* Written task: Extract every line of the items below verbatim, keeping the original order and formatting. Leave out the pictures.

*** Exercise input

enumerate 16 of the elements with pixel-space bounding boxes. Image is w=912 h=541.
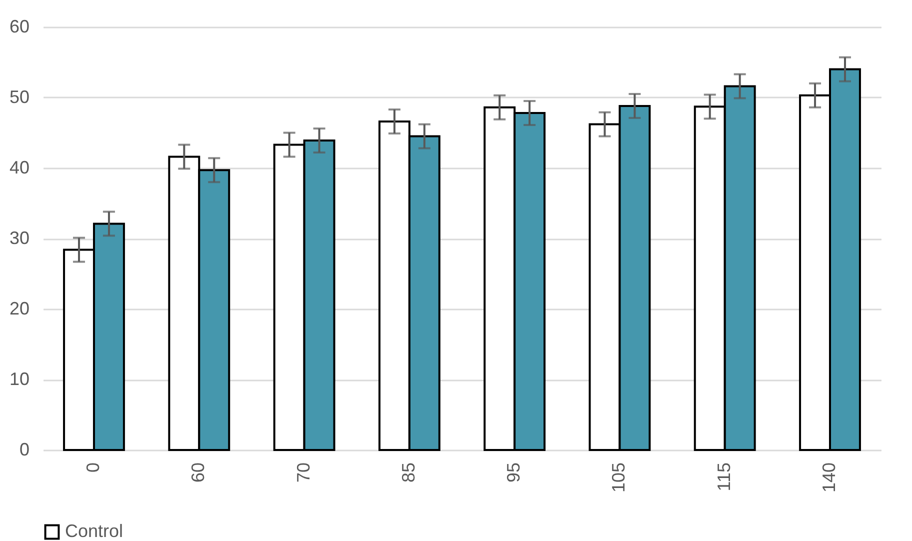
y-tick-label: 50 — [9, 87, 30, 107]
x-tick-label: 0 — [82, 462, 103, 473]
x-tick-label: 70 — [293, 462, 314, 483]
y-tick-label: 30 — [9, 228, 30, 248]
x-tick-label: 115 — [714, 462, 734, 492]
y-tick-label: 20 — [9, 298, 30, 318]
x-tick-label: 140 — [819, 462, 840, 493]
y-tick-label: 60 — [9, 16, 30, 36]
x-tick-label: 60 — [188, 462, 208, 483]
x-tick-label: 105 — [608, 462, 629, 493]
x-tick-label: 85 — [398, 462, 418, 483]
x-tick-label: 95 — [504, 462, 524, 483]
y-tick-label: 40 — [9, 158, 30, 178]
legend-label: Control — [65, 521, 124, 541]
y-tick-label: 10 — [9, 369, 30, 389]
y-tick-label: 0 — [19, 440, 30, 460]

******

* Solution to this exercise:
enumerate 16 of the elements with pixel-space bounding boxes. Image is w=912 h=541.
y-tick-label: 50 — [9, 87, 30, 107]
x-tick-label: 0 — [82, 462, 103, 473]
x-tick-label: 70 — [293, 462, 314, 483]
y-tick-label: 30 — [9, 228, 30, 248]
x-tick-label: 115 — [714, 462, 734, 492]
y-tick-label: 20 — [9, 298, 30, 318]
x-tick-label: 140 — [819, 462, 840, 493]
y-tick-label: 60 — [9, 16, 30, 36]
x-tick-label: 60 — [188, 462, 208, 483]
x-tick-label: 105 — [608, 462, 629, 493]
x-tick-label: 85 — [398, 462, 418, 483]
x-tick-label: 95 — [504, 462, 524, 483]
y-tick-label: 40 — [9, 158, 30, 178]
legend-label: Control — [65, 521, 124, 541]
y-tick-label: 10 — [9, 369, 30, 389]
y-tick-label: 0 — [19, 440, 30, 460]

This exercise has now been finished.